Muncul lagi berita kekerasan guru terhadap siswa. Beberapa siswi
ditampar, disuruh makan sepatu, kaos kaki dll.
Menyedihkan. Apapun alasannya, tetap salah.
Apakah tindakan itu terjadi karena sang guru tidak bisa
mengajar? Tidak bisa menerapkan disiplin positif?
Saya tidak tahu masalahnya tapi yang jelas masalahnya tidak
selalu di aspek pengetahuan dan keterampilan. Seseorang bisa saja tahu apa yang
harus dilakukan. Dia juga bisa melakukannya. Namun, dalam praktik kontrol emosi
adalah kunci. Buktinya, atlit yang terampil saja, kalau tersulut emosi, bisa berantakan
permainannya.
Dan ini bisa menimpa siapa saja. Yang biasanya santun sekalipun.

**Cuplikan data**.
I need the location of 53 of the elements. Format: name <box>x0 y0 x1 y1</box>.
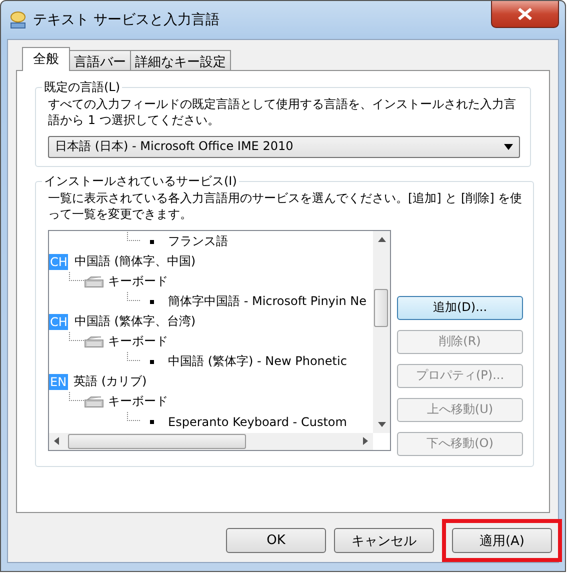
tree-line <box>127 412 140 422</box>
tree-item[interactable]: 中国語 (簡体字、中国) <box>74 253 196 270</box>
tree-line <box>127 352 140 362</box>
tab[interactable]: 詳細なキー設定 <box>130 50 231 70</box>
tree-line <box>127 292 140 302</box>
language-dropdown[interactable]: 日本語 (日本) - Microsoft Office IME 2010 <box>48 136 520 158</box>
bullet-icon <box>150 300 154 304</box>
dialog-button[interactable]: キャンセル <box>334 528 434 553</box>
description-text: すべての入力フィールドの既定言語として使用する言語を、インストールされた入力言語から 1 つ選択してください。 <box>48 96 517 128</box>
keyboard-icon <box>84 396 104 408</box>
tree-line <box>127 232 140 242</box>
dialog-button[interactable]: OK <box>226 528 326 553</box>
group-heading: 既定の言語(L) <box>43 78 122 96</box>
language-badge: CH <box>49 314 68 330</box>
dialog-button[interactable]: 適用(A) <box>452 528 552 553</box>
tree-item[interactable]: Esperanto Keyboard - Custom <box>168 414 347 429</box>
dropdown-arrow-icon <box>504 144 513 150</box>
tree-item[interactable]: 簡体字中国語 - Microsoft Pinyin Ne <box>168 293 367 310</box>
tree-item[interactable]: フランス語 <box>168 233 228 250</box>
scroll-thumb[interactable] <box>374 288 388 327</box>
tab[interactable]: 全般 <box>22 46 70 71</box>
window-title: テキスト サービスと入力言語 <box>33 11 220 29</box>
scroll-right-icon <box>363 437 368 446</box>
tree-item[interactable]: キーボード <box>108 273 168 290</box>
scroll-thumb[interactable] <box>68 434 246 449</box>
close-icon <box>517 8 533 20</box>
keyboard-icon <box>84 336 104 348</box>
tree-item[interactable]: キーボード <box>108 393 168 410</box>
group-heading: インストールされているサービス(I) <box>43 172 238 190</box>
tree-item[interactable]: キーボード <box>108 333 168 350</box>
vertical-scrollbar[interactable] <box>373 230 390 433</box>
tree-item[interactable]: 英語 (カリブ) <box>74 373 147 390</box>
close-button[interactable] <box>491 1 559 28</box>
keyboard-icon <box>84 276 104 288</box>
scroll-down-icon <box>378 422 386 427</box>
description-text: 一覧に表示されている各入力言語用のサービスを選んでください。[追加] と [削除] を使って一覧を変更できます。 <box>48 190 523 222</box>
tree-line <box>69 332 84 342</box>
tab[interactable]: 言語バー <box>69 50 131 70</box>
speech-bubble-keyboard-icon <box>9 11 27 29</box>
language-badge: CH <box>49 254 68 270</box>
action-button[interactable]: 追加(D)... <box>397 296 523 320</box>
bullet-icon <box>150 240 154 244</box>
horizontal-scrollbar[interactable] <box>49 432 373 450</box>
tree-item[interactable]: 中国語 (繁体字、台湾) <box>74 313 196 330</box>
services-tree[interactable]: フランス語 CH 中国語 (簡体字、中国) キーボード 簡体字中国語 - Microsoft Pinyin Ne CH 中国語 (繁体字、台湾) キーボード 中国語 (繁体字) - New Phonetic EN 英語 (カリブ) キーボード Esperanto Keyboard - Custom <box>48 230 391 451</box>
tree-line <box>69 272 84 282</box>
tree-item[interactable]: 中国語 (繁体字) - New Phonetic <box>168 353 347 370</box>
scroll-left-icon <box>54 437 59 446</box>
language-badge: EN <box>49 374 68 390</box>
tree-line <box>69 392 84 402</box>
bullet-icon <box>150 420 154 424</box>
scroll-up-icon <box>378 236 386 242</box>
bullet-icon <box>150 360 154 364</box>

**Tugas 1**. Perlakuan apa saja yang menurut teks tentang kekerasan guru dialami beberapa siswi? Sebutkan semuanya.
**Tugas 2**.
Apakah pernyataan berikut sesuai dengan teks tentang kekerasan guru? Jawab ya atau tidak untuk masing-masing, lalu kutip kata-kata teks yang menentukannya.
(a) Penulis mengetahui pasti penyebab masalahnya.
(b) Dalam praktik, kontrol emosi adalah kunci.
(c) Hal ini hanya menimpa orang yang tidak santun.
**Tugas 3**. Terjemahkan kalimat dari teks tentang kekerasan guru ini ke dalam bahasa Inggris: "Buktinya, atlit yang terampil saja, kalau tersulut emosi, bisa berantakan permainannya."

**Jawaban 1**. Ditampar, disuruh makan sepatu, dan disuruh makan kaos kaki.

**Jawaban 2**.
(a) Tidak: "Saya tidak tahu masalahnya"
(b) Ya: "Namun, dalam praktik kontrol emosi adalah kunci."
(c) Tidak: "Dan ini bisa menimpa siapa saja. Yang biasanya santun sekalipun."

**Jawaban 3**. As proof, even a skilled athlete, when their emotions are provoked, can have their game fall apart.